— Begin —

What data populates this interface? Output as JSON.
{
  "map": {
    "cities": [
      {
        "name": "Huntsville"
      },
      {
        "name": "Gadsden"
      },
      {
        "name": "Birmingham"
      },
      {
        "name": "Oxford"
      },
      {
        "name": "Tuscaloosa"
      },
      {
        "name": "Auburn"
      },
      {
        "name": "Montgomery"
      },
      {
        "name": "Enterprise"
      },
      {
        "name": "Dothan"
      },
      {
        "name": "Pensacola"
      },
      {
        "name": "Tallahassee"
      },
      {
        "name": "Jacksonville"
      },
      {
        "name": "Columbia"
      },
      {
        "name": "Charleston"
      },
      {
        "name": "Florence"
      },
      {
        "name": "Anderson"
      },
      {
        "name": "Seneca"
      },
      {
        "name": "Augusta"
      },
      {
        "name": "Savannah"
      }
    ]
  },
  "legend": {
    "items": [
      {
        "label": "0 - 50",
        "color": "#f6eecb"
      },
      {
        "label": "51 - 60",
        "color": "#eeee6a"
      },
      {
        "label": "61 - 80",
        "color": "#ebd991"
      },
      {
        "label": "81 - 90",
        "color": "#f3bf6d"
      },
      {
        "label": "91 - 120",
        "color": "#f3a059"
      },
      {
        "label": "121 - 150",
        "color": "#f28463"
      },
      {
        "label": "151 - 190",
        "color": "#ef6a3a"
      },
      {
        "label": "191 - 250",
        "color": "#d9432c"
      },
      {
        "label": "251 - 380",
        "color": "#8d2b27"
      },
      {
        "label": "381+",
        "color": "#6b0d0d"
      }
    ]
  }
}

— End —

→ **YOUR GOAL**
Please output the complete data exactly.

→ **EXPECTED ANSWER**
What data populates this interface? Output as JSON.
{
  "map": {
    "cities": [
      {
        "name": "Huntsville"
      },
      {
        "name": "Gadsden"
      },
      {
        "name": "Birmingham"
      },
      {
        "name": "Oxford"
      },
      {
        "name": "Tuscaloosa"
      },
      {
        "name": "Auburn"
      },
      {
        "name": "Montgomery"
      },
      {
        "name": "Enterprise"
      },
      {
        "name": "Dothan"
      },
      {
        "name": "Pensacola"
      },
      {
        "name": "Tallahassee"
      },
      {
        "name": "Jacksonville"
      },
      {
        "name": "Columbia"
      },
      {
        "name": "Charleston"
      },
      {
        "name": "Florence"
      },
      {
        "name": "Anderson"
      },
      {
        "name": "Seneca"
      },
      {
        "name": "Augusta"
      },
      {
        "name": "Savannah"
      }
    ]
  },
  "legend": {
    "items": [
      {
        "label": "0 - 50",
        "color": "#f6eecb"
      },
      {
        "label": "51 - 60",
        "color": "#eeee6a"
      },
      {
        "label": "61 - 80",
        "color": "#ebd991"
      },
      {
        "label": "81 - 90",
        "color": "#f3bf6d"
      },
      {
        "label": "91 - 120",
        "color": "#f3a059"
      },
      {
        "label": "121 - 150",
        "color": "#f28463"
      },
      {
        "label": "151 - 190",
        "color": "#ef6a3a"
      },
      {
        "label": "191 - 250",
        "color": "#d9432c"
      },
      {
        "label": "251 - 380",
        "color": "#8d2b27"
      },
      {
        "label": "381+",
        "color": "#6b0d0d"
      }
    ]
  }
}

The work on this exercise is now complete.